• INSTRUCTION
Copy out all the data, word for word.

• DATA LISTING
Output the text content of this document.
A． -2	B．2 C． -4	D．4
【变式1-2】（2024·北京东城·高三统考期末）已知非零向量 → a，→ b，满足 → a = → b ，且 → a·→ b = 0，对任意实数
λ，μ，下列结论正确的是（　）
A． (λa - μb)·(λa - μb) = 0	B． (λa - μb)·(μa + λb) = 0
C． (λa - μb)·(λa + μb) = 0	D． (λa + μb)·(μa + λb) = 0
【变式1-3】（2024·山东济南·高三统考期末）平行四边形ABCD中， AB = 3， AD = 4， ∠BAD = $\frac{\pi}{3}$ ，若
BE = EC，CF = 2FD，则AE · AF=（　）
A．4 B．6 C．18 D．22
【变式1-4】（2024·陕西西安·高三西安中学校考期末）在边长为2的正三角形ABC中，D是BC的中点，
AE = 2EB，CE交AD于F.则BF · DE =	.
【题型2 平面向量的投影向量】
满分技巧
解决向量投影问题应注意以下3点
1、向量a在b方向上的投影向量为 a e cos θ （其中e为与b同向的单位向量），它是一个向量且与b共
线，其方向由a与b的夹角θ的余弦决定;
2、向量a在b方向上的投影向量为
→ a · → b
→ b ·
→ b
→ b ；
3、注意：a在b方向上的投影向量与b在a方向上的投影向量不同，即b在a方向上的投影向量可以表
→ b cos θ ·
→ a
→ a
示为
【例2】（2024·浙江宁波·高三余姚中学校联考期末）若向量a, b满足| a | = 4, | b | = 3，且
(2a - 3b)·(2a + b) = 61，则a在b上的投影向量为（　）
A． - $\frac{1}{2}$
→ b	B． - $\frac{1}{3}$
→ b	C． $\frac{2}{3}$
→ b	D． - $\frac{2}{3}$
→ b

• TASK ANSWER
Output the text content of this document.
A． -2	B．2 C． -4	D．4
【变式1-2】（2024·北京东城·高三统考期末）已知非零向量 → a，→ b，满足 → a = → b ，且 → a·→ b = 0，对任意实数
λ，μ，下列结论正确的是（　）
A． (λa - μb)·(λa - μb) = 0	B． (λa - μb)·(μa + λb) = 0
C． (λa - μb)·(λa + μb) = 0	D． (λa + μb)·(μa + λb) = 0
【变式1-3】（2024·山东济南·高三统考期末）平行四边形ABCD中， AB = 3， AD = 4， ∠BAD = $\frac{\pi}{3}$ ，若
BE = EC，CF = 2FD，则AE · AF=（　）
A．4 B．6 C．18 D．22
【变式1-4】（2024·陕西西安·高三西安中学校考期末）在边长为2的正三角形ABC中，D是BC的中点，
AE = 2EB，CE交AD于F.则BF · DE =	.
【题型2 平面向量的投影向量】
满分技巧
解决向量投影问题应注意以下3点
1、向量a在b方向上的投影向量为 a e cos θ （其中e为与b同向的单位向量），它是一个向量且与b共
线，其方向由a与b的夹角θ的余弦决定;
2、向量a在b方向上的投影向量为
→ a · → b
→ b ·
→ b
→ b ；
3、注意：a在b方向上的投影向量与b在a方向上的投影向量不同，即b在a方向上的投影向量可以表
→ b cos θ ·
→ a
→ a
示为
【例2】（2024·浙江宁波·高三余姚中学校联考期末）若向量a, b满足| a | = 4, | b | = 3，且
(2a - 3b)·(2a + b) = 61，则a在b上的投影向量为（　）
A． - $\frac{1}{2}$
→ b	B． - $\frac{1}{3}$
→ b	C． $\frac{2}{3}$
→ b	D． - $\frac{2}{3}$
→ b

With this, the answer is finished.